- [CHALLENGE] Below is a listing to write out in full, exactly as given, without its pictures.

>> start RECORDS SHOWN

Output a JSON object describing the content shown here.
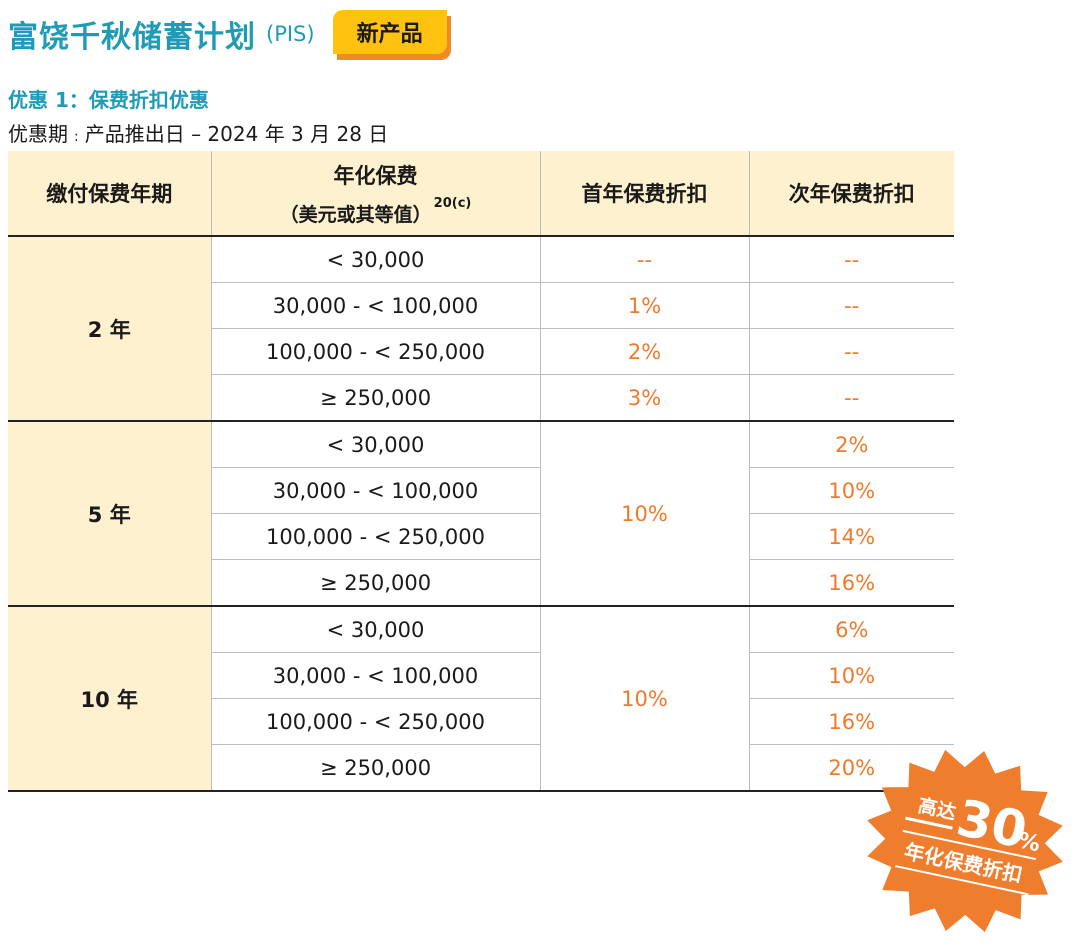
{
  "header": {
    "title": "富饶千秋储蓄计划",
    "code": "(PIS)",
    "badge": "新产品"
  },
  "offer": {
    "title": "优惠 1：保费折扣优惠",
    "period_label": "优惠期",
    "period_value": "产品推出日 – 2024 年 3 月 28 日"
  },
  "table": {
    "headers": {
      "term": "缴付保费年期",
      "premium_line1": "年化保费",
      "premium_line2": "（美元或其等值）",
      "premium_note": "20(c)",
      "first_year": "首年保费折扣",
      "second_year": "次年保费折扣"
    },
    "groups": [
      {
        "term": "2 年",
        "rows": [
          {
            "range": "< 30,000",
            "first": "--",
            "second": "--"
          },
          {
            "range": "30,000 - < 100,000",
            "first": "1%",
            "second": "--"
          },
          {
            "range": "100,000 - < 250,000",
            "first": "2%",
            "second": "--"
          },
          {
            "range": "≥ 250,000",
            "first": "3%",
            "second": "--"
          }
        ]
      },
      {
        "term": "5 年",
        "first_merged": "10%",
        "rows": [
          {
            "range": "< 30,000",
            "second": "2%"
          },
          {
            "range": "30,000 - < 100,000",
            "second": "10%"
          },
          {
            "range": "100,000 - < 250,000",
            "second": "14%"
          },
          {
            "range": "≥ 250,000",
            "second": "16%"
          }
        ]
      },
      {
        "term": "10 年",
        "first_merged": "10%",
        "rows": [
          {
            "range": "< 30,000",
            "second": "6%"
          },
          {
            "range": "30,000 - < 100,000",
            "second": "10%"
          },
          {
            "range": "100,000 - < 250,000",
            "second": "16%"
          },
          {
            "range": "≥ 250,000",
            "second": "20%"
          }
        ]
      }
    ]
  },
  "burst": {
    "prefix": "高达",
    "number": "30",
    "percent": "%",
    "caption": "年化保费折扣",
    "color": "#ef7d2e"
  }
}
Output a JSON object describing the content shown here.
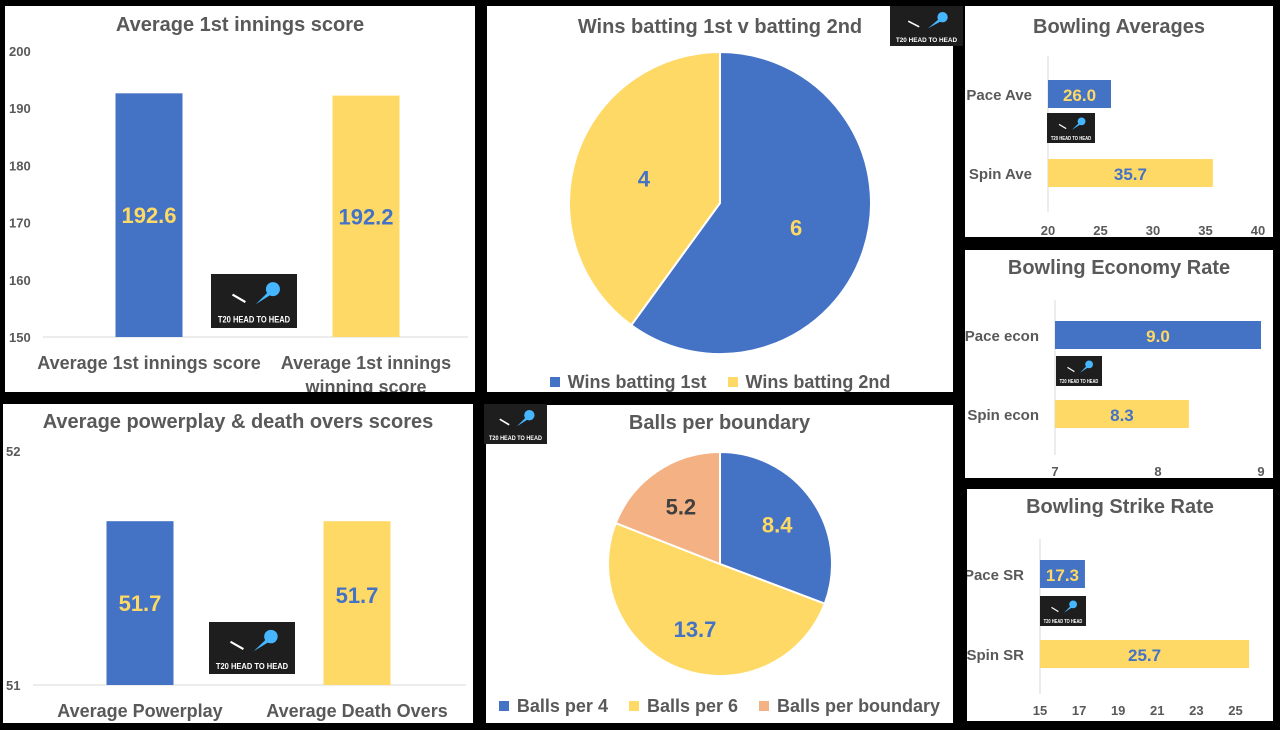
{
  "colors": {
    "blue": "#4472C4",
    "yellow": "#FFD966",
    "salmon": "#F4B183",
    "axis_text": "#595959"
  },
  "logo": {
    "text": "T20 HEAD TO HEAD",
    "icon": "cricket-ball-bat-icon"
  },
  "chart_data": [
    {
      "id": "first_innings",
      "type": "bar",
      "title": "Average 1st innings score",
      "categories": [
        "Average 1st innings score",
        "Average 1st innings winning score"
      ],
      "values": [
        192.6,
        192.2
      ],
      "labels": [
        "192.6",
        "192.2"
      ],
      "ylim": [
        150,
        200
      ],
      "yticks": [
        "150",
        "160",
        "170",
        "180",
        "190",
        "200"
      ]
    },
    {
      "id": "wins",
      "type": "pie",
      "title": "Wins batting 1st v batting 2nd",
      "categories": [
        "Wins batting 1st",
        "Wins batting 2nd"
      ],
      "values": [
        6,
        4
      ],
      "labels": [
        "6",
        "4"
      ]
    },
    {
      "id": "bowling_avg",
      "type": "bar",
      "orientation": "horizontal",
      "title": "Bowling Averages",
      "categories": [
        "Pace Ave",
        "Spin Ave"
      ],
      "values": [
        26.0,
        35.7
      ],
      "labels": [
        "26.0",
        "35.7"
      ],
      "xlim": [
        20,
        40
      ],
      "xticks": [
        "20",
        "25",
        "30",
        "35",
        "40"
      ]
    },
    {
      "id": "economy",
      "type": "bar",
      "orientation": "horizontal",
      "title": "Bowling Economy Rate",
      "categories": [
        "Pace econ",
        "Spin econ"
      ],
      "values": [
        9.0,
        8.3
      ],
      "labels": [
        "9.0",
        "8.3"
      ],
      "xlim": [
        7,
        9
      ],
      "xticks": [
        "7",
        "8",
        "9"
      ]
    },
    {
      "id": "powerplay_death",
      "type": "bar",
      "title": "Average powerplay & death overs scores",
      "categories": [
        "Average Powerplay",
        "Average Death Overs"
      ],
      "values": [
        51.7,
        51.7
      ],
      "labels": [
        "51.7",
        "51.7"
      ],
      "ylim": [
        51,
        52
      ],
      "yticks": [
        "51",
        "52"
      ]
    },
    {
      "id": "boundary",
      "type": "pie",
      "title": "Balls per boundary",
      "categories": [
        "Balls per 4",
        "Balls per 6",
        "Balls per boundary"
      ],
      "values": [
        8.4,
        13.7,
        5.2
      ],
      "labels": [
        "8.4",
        "13.7",
        "5.2"
      ]
    },
    {
      "id": "strike_rate",
      "type": "bar",
      "orientation": "horizontal",
      "title": "Bowling Strike Rate",
      "categories": [
        "Pace SR",
        "Spin SR"
      ],
      "values": [
        17.3,
        25.7
      ],
      "labels": [
        "17.3",
        "25.7"
      ],
      "xlim": [
        15,
        26
      ],
      "xticks": [
        "15",
        "17",
        "19",
        "21",
        "23",
        "25"
      ]
    }
  ]
}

>> end RECORDS SHOWN

- [RESULT FOR THIS TASK]
Output a JSON object describing the content shown here.
{
  "header": {
    "title": "富饶千秋储蓄计划",
    "code": "(PIS)",
    "badge": "新产品"
  },
  "offer": {
    "title": "优惠 1：保费折扣优惠",
    "period_label": "优惠期",
    "period_value": "产品推出日 – 2024 年 3 月 28 日"
  },
  "table": {
    "headers": {
      "term": "缴付保费年期",
      "premium_line1": "年化保费",
      "premium_line2": "（美元或其等值）",
      "premium_note": "20(c)",
      "first_year": "首年保费折扣",
      "second_year": "次年保费折扣"
    },
    "groups": [
      {
        "term": "2 年",
        "rows": [
          {
            "range": "< 30,000",
            "first": "--",
            "second": "--"
          },
          {
            "range": "30,000 - < 100,000",
            "first": "1%",
            "second": "--"
          },
          {
            "range": "100,000 - < 250,000",
            "first": "2%",
            "second": "--"
          },
          {
            "range": "≥ 250,000",
            "first": "3%",
            "second": "--"
          }
        ]
      },
      {
        "term": "5 年",
        "first_merged": "10%",
        "rows": [
          {
            "range": "< 30,000",
            "second": "2%"
          },
          {
            "range": "30,000 - < 100,000",
            "second": "10%"
          },
          {
            "range": "100,000 - < 250,000",
            "second": "14%"
          },
          {
            "range": "≥ 250,000",
            "second": "16%"
          }
        ]
      },
      {
        "term": "10 年",
        "first_merged": "10%",
        "rows": [
          {
            "range": "< 30,000",
            "second": "6%"
          },
          {
            "range": "30,000 - < 100,000",
            "second": "10%"
          },
          {
            "range": "100,000 - < 250,000",
            "second": "16%"
          },
          {
            "range": "≥ 250,000",
            "second": "20%"
          }
        ]
      }
    ]
  },
  "burst": {
    "prefix": "高达",
    "number": "30",
    "percent": "%",
    "caption": "年化保费折扣",
    "color": "#ef7d2e"
  }
}
Output a JSON object describing the content shown here.
{
  "colors": {
    "blue": "#4472C4",
    "yellow": "#FFD966",
    "salmon": "#F4B183",
    "axis_text": "#595959"
  },
  "logo": {
    "text": "T20 HEAD TO HEAD",
    "icon": "cricket-ball-bat-icon"
  },
  "chart_data": [
    {
      "id": "first_innings",
      "type": "bar",
      "title": "Average 1st innings score",
      "categories": [
        "Average 1st innings score",
        "Average 1st innings winning score"
      ],
      "values": [
        192.6,
        192.2
      ],
      "labels": [
        "192.6",
        "192.2"
      ],
      "ylim": [
        150,
        200
      ],
      "yticks": [
        "150",
        "160",
        "170",
        "180",
        "190",
        "200"
      ]
    },
    {
      "id": "wins",
      "type": "pie",
      "title": "Wins batting 1st v batting 2nd",
      "categories": [
        "Wins batting 1st",
        "Wins batting 2nd"
      ],
      "values": [
        6,
        4
      ],
      "labels": [
        "6",
        "4"
      ]
    },
    {
      "id": "bowling_avg",
      "type": "bar",
      "orientation": "horizontal",
      "title": "Bowling Averages",
      "categories": [
        "Pace Ave",
        "Spin Ave"
      ],
      "values": [
        26.0,
        35.7
      ],
      "labels": [
        "26.0",
        "35.7"
      ],
      "xlim": [
        20,
        40
      ],
      "xticks": [
        "20",
        "25",
        "30",
        "35",
        "40"
      ]
    },
    {
      "id": "economy",
      "type": "bar",
      "orientation": "horizontal",
      "title": "Bowling Economy Rate",
      "categories": [
        "Pace econ",
        "Spin econ"
      ],
      "values": [
        9.0,
        8.3
      ],
      "labels": [
        "9.0",
        "8.3"
      ],
      "xlim": [
        7,
        9
      ],
      "xticks": [
        "7",
        "8",
        "9"
      ]
    },
    {
      "id": "powerplay_death",
      "type": "bar",
      "title": "Average powerplay & death overs scores",
      "categories": [
        "Average Powerplay",
        "Average Death Overs"
      ],
      "values": [
        51.7,
        51.7
      ],
      "labels": [
        "51.7",
        "51.7"
      ],
      "ylim": [
        51,
        52
      ],
      "yticks": [
        "51",
        "52"
      ]
    },
    {
      "id": "boundary",
      "type": "pie",
      "title": "Balls per boundary",
      "categories": [
        "Balls per 4",
        "Balls per 6",
        "Balls per boundary"
      ],
      "values": [
        8.4,
        13.7,
        5.2
      ],
      "labels": [
        "8.4",
        "13.7",
        "5.2"
      ]
    },
    {
      "id": "strike_rate",
      "type": "bar",
      "orientation": "horizontal",
      "title": "Bowling Strike Rate",
      "categories": [
        "Pace SR",
        "Spin SR"
      ],
      "values": [
        17.3,
        25.7
      ],
      "labels": [
        "17.3",
        "25.7"
      ],
      "xlim": [
        15,
        26
      ],
      "xticks": [
        "15",
        "17",
        "19",
        "21",
        "23",
        "25"
      ]
    }
  ]
}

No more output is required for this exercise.